■ DESCRIPTION OF THE TASK: Only lines with the word "ROSAT" are needed; collect each of them from the listing below.

□ □ □

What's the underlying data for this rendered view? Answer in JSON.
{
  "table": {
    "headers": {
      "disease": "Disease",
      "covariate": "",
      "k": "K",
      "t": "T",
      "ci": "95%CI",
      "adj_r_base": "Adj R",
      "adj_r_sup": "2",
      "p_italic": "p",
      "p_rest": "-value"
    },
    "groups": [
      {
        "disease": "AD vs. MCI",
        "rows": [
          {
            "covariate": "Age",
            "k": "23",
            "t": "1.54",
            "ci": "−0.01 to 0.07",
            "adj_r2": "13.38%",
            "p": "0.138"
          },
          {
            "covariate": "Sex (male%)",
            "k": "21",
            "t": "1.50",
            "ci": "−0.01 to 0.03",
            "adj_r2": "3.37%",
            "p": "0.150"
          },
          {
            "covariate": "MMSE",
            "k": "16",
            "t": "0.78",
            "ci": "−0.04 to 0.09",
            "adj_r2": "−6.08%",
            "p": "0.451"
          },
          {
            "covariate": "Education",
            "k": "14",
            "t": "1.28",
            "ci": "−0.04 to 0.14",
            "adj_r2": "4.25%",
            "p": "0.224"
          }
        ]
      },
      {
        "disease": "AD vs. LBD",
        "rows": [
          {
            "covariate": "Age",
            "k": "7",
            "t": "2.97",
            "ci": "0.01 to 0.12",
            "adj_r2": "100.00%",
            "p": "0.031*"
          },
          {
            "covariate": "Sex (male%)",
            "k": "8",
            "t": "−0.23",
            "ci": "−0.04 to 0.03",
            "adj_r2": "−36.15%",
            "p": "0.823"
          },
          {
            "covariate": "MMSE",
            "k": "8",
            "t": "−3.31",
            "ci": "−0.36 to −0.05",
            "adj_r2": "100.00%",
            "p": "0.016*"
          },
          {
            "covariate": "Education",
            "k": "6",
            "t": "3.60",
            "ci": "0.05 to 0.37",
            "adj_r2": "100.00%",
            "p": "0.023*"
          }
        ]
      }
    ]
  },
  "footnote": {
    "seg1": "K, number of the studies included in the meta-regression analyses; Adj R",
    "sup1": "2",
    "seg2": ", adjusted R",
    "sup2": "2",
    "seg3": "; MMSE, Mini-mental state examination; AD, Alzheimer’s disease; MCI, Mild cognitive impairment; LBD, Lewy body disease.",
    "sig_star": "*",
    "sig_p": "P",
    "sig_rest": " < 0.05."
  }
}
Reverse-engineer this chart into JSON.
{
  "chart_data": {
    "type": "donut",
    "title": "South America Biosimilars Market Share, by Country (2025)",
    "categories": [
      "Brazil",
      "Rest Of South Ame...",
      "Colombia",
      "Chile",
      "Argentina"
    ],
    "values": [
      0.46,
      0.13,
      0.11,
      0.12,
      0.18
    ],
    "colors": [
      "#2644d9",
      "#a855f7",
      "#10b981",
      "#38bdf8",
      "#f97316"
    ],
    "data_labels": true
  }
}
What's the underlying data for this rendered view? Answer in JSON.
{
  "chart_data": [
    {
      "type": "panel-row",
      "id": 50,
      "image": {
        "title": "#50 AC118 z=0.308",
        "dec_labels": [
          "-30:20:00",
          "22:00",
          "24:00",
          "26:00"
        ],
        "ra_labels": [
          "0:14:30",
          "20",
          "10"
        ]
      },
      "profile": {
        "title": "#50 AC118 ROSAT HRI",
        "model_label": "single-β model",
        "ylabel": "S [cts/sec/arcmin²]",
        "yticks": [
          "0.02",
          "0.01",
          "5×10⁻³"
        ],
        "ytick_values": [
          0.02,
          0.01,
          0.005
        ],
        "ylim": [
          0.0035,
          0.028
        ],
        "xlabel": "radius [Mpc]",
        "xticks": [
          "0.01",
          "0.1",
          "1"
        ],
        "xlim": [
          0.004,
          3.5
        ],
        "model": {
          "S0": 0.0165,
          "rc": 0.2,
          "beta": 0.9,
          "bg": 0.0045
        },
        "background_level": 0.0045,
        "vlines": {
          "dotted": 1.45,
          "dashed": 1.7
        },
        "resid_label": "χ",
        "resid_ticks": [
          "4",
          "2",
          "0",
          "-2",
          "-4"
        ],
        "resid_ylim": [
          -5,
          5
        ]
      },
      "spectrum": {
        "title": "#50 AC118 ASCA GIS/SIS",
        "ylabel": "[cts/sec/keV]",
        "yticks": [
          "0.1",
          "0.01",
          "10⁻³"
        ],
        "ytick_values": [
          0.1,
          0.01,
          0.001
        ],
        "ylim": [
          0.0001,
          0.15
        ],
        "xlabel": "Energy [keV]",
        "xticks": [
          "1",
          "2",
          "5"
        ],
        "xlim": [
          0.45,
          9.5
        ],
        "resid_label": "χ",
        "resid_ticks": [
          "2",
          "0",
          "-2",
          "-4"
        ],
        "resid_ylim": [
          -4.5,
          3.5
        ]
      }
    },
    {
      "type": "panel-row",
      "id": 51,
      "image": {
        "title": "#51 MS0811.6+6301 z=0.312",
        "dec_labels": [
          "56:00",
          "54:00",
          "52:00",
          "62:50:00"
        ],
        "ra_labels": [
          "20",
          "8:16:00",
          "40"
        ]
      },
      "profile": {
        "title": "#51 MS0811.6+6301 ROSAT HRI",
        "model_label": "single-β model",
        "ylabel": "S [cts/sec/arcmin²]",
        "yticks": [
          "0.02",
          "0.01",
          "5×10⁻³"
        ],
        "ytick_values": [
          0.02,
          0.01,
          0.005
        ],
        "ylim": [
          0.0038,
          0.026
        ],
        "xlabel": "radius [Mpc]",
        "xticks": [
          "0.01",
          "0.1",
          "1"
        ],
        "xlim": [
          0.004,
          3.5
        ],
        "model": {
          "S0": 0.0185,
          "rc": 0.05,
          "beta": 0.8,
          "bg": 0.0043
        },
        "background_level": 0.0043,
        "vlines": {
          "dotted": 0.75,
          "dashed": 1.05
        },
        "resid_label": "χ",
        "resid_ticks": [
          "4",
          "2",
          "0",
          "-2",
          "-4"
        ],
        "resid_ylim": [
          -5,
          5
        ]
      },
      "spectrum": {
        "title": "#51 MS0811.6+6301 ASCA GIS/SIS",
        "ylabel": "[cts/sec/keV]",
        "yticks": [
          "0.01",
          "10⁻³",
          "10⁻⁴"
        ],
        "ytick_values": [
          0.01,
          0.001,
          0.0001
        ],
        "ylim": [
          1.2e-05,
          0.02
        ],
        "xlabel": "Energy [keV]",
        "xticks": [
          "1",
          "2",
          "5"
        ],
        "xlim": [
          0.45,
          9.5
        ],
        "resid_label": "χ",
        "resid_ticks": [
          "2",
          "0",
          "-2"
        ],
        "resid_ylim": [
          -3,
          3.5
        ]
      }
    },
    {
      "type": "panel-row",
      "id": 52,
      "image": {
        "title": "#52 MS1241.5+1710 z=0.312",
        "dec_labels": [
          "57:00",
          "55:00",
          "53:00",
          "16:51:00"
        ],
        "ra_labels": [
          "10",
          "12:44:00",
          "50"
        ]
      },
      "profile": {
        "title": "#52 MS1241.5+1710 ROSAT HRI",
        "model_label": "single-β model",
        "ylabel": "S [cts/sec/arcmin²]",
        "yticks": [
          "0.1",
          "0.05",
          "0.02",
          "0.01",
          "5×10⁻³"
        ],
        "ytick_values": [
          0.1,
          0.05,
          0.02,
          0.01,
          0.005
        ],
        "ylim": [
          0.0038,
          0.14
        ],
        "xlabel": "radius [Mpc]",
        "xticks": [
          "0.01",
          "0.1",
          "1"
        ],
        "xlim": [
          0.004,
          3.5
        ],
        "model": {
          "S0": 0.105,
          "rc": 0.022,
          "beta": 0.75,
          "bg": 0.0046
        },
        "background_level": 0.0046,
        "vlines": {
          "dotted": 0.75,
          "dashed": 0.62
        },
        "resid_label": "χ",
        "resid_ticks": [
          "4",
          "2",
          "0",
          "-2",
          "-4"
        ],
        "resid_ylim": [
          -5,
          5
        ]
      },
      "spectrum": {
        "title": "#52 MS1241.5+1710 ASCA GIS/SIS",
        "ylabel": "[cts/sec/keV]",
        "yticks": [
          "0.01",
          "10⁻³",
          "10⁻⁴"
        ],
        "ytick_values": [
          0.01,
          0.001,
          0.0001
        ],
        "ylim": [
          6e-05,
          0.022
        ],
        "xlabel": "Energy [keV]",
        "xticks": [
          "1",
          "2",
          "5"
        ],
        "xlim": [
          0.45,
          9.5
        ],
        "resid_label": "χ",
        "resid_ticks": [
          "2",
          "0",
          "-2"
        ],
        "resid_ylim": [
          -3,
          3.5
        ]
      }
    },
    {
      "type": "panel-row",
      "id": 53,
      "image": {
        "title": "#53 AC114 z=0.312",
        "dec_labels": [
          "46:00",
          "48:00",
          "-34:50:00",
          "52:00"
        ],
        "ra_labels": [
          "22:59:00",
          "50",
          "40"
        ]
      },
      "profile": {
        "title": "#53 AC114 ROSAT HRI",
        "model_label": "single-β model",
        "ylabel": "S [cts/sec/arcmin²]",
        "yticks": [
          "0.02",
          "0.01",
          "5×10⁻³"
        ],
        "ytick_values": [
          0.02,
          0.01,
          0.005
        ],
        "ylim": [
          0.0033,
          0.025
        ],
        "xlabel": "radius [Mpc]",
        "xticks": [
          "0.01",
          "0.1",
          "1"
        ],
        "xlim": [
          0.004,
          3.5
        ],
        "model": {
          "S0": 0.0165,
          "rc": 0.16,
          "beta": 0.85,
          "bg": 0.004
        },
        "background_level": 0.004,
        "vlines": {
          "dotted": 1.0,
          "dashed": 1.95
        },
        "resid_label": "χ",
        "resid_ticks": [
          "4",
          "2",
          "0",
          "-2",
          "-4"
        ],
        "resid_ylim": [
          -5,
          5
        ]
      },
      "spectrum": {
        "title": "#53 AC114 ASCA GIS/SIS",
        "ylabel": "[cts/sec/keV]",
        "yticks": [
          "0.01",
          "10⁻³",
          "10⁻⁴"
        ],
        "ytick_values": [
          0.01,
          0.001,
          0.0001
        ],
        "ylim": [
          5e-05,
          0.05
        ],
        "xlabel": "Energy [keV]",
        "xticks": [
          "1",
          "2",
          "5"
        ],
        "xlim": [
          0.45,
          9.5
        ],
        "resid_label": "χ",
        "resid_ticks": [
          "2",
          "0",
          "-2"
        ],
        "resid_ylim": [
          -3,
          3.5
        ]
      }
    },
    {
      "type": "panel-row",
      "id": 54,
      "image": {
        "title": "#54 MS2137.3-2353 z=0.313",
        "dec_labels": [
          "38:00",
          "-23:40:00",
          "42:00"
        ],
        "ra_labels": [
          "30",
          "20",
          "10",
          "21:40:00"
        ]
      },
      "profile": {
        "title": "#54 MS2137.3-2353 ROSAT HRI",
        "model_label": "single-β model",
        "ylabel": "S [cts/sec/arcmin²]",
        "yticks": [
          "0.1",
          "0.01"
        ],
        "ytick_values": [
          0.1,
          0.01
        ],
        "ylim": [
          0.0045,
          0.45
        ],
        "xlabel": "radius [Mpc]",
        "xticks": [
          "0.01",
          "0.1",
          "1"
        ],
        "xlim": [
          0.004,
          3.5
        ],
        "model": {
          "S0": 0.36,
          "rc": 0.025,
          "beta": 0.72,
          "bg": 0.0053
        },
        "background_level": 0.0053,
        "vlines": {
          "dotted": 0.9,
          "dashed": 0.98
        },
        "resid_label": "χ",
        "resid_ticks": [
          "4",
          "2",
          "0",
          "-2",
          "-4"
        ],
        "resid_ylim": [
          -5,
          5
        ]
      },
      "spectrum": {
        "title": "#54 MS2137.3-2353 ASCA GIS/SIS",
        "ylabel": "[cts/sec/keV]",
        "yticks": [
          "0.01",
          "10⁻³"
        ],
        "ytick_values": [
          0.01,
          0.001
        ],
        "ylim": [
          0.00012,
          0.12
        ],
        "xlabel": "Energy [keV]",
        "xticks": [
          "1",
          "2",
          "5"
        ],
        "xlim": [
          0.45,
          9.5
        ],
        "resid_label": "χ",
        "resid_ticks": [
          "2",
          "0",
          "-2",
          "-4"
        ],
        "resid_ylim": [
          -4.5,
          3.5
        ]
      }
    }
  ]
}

□ □ □

■ TASK RESPONSE:
        "title": "#50 AC118 ROSAT HRI",
        "title": "#51 MS0811.6+6301 ROSAT HRI",
        "title": "#52 MS1241.5+1710 ROSAT HRI",
        "title": "#53 AC114 ROSAT HRI",
        "title": "#54 MS2137.3-2353 ROSAT HRI",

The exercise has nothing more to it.